── Records provided ──

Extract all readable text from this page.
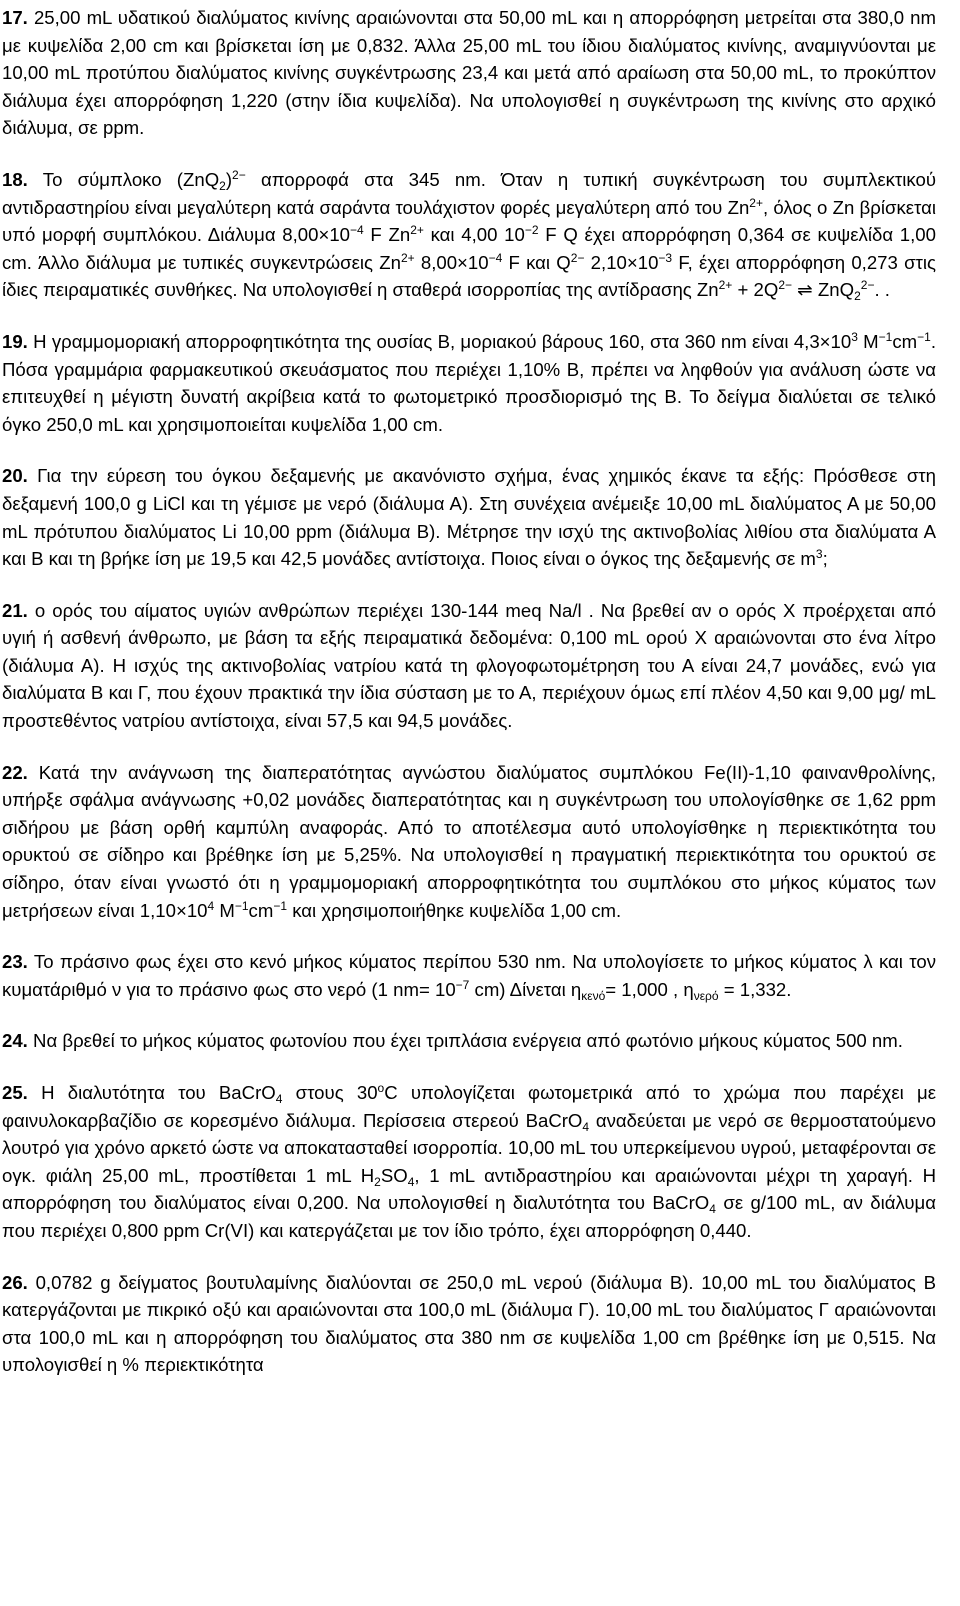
17. 25,00 mL υδατικού διαλύματος κινίνης αραιώνονται στα 50,00 mL και η απορρόφηση μετρείται στα 380,0 nm με κυψελίδα 2,00 cm και βρίσκεται ίση με 0,832. Άλλα 25,00 mL του ίδιου διαλύματος κινίνης, αναμιγνύονται με 10,00 mL προτύπου διαλύματος κινίνης συγκέντρωσης 23,4 και μετά από αραίωση στα 50,00 mL, το προκύπτον διάλυμα έχει απορρόφηση 1,220 (στην ίδια κυψελίδα). Να υπολογισθεί η συγκέντρωση της κινίνης στο αρχικό διάλυμα, σε ppm.

18. Το σύμπλοκο $(ZnQ_2)^{2-}$ απορροφά στα 345 nm. Όταν η τυπική συγκέντρωση του συμπλεκτικού αντιδραστηρίου είναι μεγαλύτερη κατά σαράντα τουλάχιστον φορές μεγαλύτερη από του $Zn^{2+}$, όλος ο Zn βρίσκεται υπό μορφή συμπλόκου. Διάλυμα $8,00\times 10^{-4}$ F $Zn^{2+}$ και 4,00 $10^{-2}$ F Q έχει απορρόφηση 0,364 σε κυψελίδα 1,00 cm. Άλλο διάλυμα με τυπικές συγκεντρώσεις $Zn^{2+}$ $8,00\times 10^{-4}$ F και $Q^{2-}$ $2,10\times 10^{-3}$ F, έχει απορρόφηση 0,273 στις ίδιες πειραματικές συνθήκες. Να υπολογισθεί η σταθερά ισορροπίας της αντίδρασης $Zn^{2+} + 2Q^{2-}$ ⇌ ZnQ$_2^{2-}$. .

19. Η γραμμομοριακή απορροφητικότητα της ουσίας Β, μοριακού βάρους 160, στα 360 nm είναι $4,3\times 10^3$ $M^{-1}cm^{-1}$. Πόσα γραμμάρια φαρμακευτικού σκευάσματος που περιέχει 1,10% Β, πρέπει να ληφθούν για ανάλυση ώστε να επιτευχθεί η μέγιστη δυνατή ακρίβεια κατά το φωτομετρικό προσδιορισμό της Β. Το δείγμα διαλύεται σε τελικό όγκο 250,0 mL και χρησιμοποιείται κυψελίδα 1,00 cm.

20. Για την εύρεση του όγκου δεξαμενής με ακανόνιστο σχήμα, ένας χημικός έκανε τα εξής: Πρόσθεσε στη δεξαμενή 100,0 g LiCl και τη γέμισε με νερό (διάλυμα Α). Στη συνέχεια ανέμειξε 10,00 mL διαλύματος Α με 50,00 mL πρότυπου διαλύματος Li 10,00 ppm (διάλυμα Β). Μέτρησε την ισχύ της ακτινοβολίας λιθίου στα διαλύματα Α και Β και τη βρήκε ίση με 19,5 και 42,5 μονάδες αντίστοιχα. Ποιος είναι ο όγκος της δεξαμενής σε $m^3$;

21. ο ορός του αίματος υγιών ανθρώπων περιέχει 130-144 meq Na/l . Να βρεθεί αν ο ορός Χ προέρχεται από υγιή ή ασθενή άνθρωπο, με βάση τα εξής πειραματικά δεδομένα: 0,100 mL ορού Χ αραιώνονται στο ένα λίτρο (διάλυμα Α). Η ισχύς της ακτινοβολίας νατρίου κατά τη φλογοφωτομέτρηση του Α είναι 24,7 μονάδες, ενώ για διαλύματα Β και Γ, που έχουν πρακτικά την ίδια σύσταση με το Α, περιέχουν όμως επί πλέον 4,50 και 9,00 μg/ mL προστεθέντος νατρίου αντίστοιχα, είναι 57,5 και 94,5 μονάδες.

22. Κατά την ανάγνωση της διαπερατότητας αγνώστου διαλύματος συμπλόκου Fe(II)-1,10 φαινανθρολίνης, υπήρξε σφάλμα ανάγνωσης +0,02 μονάδες διαπερατότητας και η συγκέντρωση του υπολογίσθηκε σε 1,62 ppm σιδήρου με βάση ορθή καμπύλη αναφοράς. Από το αποτέλεσμα αυτό υπολογίσθηκε η περιεκτικότητα του ορυκτού σε σίδηρο και βρέθηκε ίση με 5,25%. Να υπολογισθεί η πραγματική περιεκτικότητα του ορυκτού σε σίδηρο, όταν είναι γνωστό ότι η γραμμομοριακή απορροφητικότητα του συμπλόκου στο μήκος κύματος των μετρήσεων είναι $1,10\times 10^4$ $M^{-1}cm^{-1}$ και χρησιμοποιήθηκε κυψελίδα 1,00 cm.

23. Το πράσινο φως έχει στο κενό μήκος κύματος περίπου 530 nm. Να υπολογίσετε το μήκος κύματος λ και τον κυματάριθμό ν για το πράσινο φως στο νερό (1 $nm= 10^{-7}$ cm) Δίνεται $\eta_{\kappa\varepsilon\nu ό}= 1,000$ , $\eta_{\nu\varepsilon\rho ό} = 1,332$.

24. Να βρεθεί το μήκος κύματος φωτονίου που έχει τριπλάσια ενέργεια από φωτόνιο μήκους κύματος 500 nm.

25. Η διαλυτότητα του BaCrO$_4$ στους 30$^o$C υπολογίζεται φωτομετρικά από το χρώμα που παρέχει με φαινυλοκαρβαζίδιο σε κορεσμένο διάλυμα. Περίσσεια στερεού BaCrO$_4$ αναδεύεται με νερό σε θερμοστατούμενο λουτρό για χρόνο αρκετό ώστε να αποκατασταθεί ισορροπία. 10,00 mL του υπερκείμενου υγρού, μεταφέρονται σε ογκ. φιάλη 25,00 mL, προστίθεται 1 mL $H_2SO_4$, 1 mL αντιδραστηρίου και αραιώνονται μέχρι τη χαραγή. Η απορρόφηση του διαλύματος είναι 0,200. Να υπολογισθεί η διαλυτότητα του BaCrO$_4$ σε g/100 mL, αν διάλυμα που περιέχει 0,800 ppm Cr(VI) και κατεργάζεται με τον ίδιο τρόπο, έχει απορρόφηση 0,440.

26. 0,0782 g δείγματος βουτυλαμίνης διαλύονται σε 250,0 mL νερού (διάλυμα Β). 10,00 mL του διαλύματος Β κατεργάζονται με πικρικό οξύ και αραιώνονται στα 100,0 mL (διάλυμα Γ). 10,00 mL του διαλύματος Γ αραιώνονται στα 100,0 mL και η απορρόφηση του διαλύματος στα 380 nm σε κυψελίδα 1,00 cm βρέθηκε ίση με 0,515. Να υπολογισθεί η % περιεκτικότητα
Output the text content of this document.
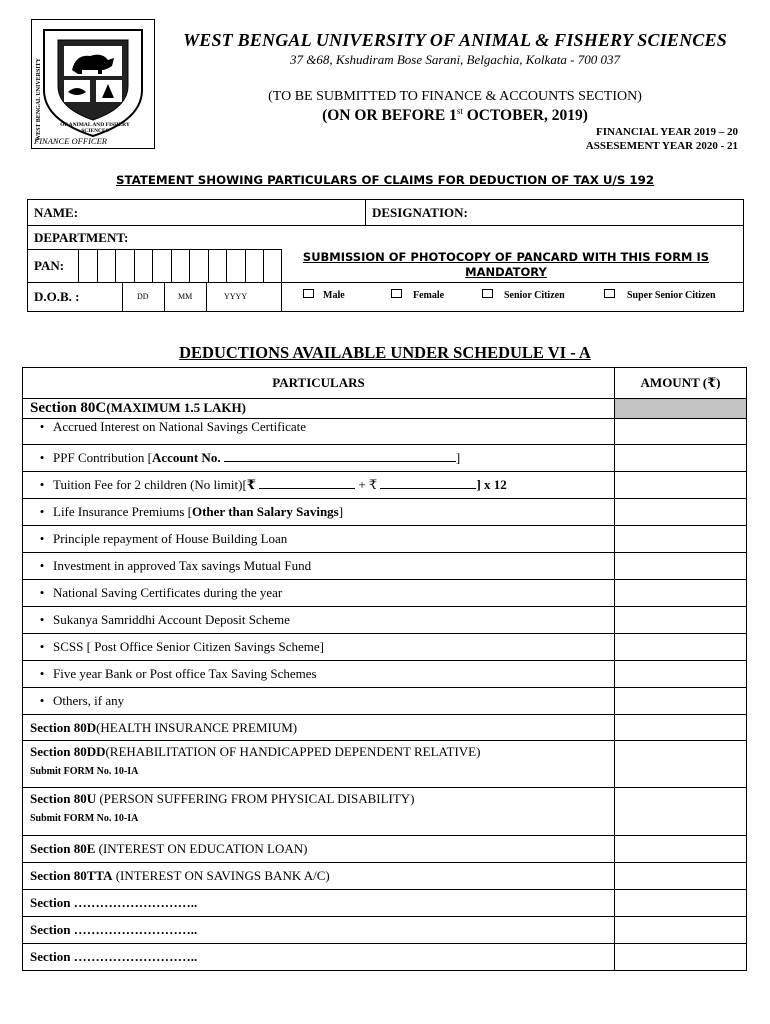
WEST BENGAL UNIVERSITY	OF ANIMAL AND FISHERY SCIENCES
FINANCE OFFICER
WEST BENGAL UNIVERSITY OF ANIMAL & FISHERY SCIENCES
37 &68, Kshudiram Bose Sarani, Belgachia, Kolkata - 700 037
(TO BE SUBMITTED TO FINANCE & ACCOUNTS SECTION)
(ON OR BEFORE 1st OCTOBER, 2019)
FINANCIAL YEAR 2019 – 20
ASSESEMENT YEAR 2020 - 21
STATEMENT SHOWING PARTICULARS OF CLAIMS FOR DEDUCTION OF TAX U/S 192
NAME:	DESIGNATION:
DEPARTMENT:
PAN:
SUBMISSION OF PHOTOCOPY OF PANCARD WITH THIS FORM IS MANDATORY
D.O.B. :	DD	MM	YYYY	Male	Female	Senior Citizen	Super Senior Citizen
DEDUCTIONS AVAILABLE UNDER SCHEDULE VI - A
PARTICULARS	AMOUNT (₹)
Section 80C(MAXIMUM 1.5 LAKH)	
• Accrued Interest on National Savings Certificate	
• PPF Contribution [Account No. ]	
• Tuition Fee for 2 children (No limit)[₹ + ₹ ] x 12	
• Life Insurance Premiums [Other than Salary Savings]	
• Principle repayment of House Building Loan	
• Investment in approved Tax savings Mutual Fund	
• National Saving Certificates during the year	
• Sukanya Samriddhi Account Deposit Scheme	
• SCSS [ Post Office Senior Citizen Savings Scheme]	
• Five year Bank or Post office Tax Saving Schemes	
• Others, if any	
Section 80D(HEALTH INSURANCE PREMIUM)	
Section 80DD(REHABILITATION OF HANDICAPPED DEPENDENT RELATIVE)
Submit FORM No. 10-IA	

Section 80U (PERSON SUFFERING FROM PHYSICAL DISABILITY)
Submit FORM No. 10-IA	

Section 80E (INTEREST ON EDUCATION LOAN)	
Section 80TTA (INTEREST ON SAVINGS BANK A/C)	
Section ………………………..	
Section ………………………..	
Section ………………………..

───

◆ **Task objective**: Tally the lines in the listing that hold "PARTICULARS" and report the number alone.

◆ **The solution**: 2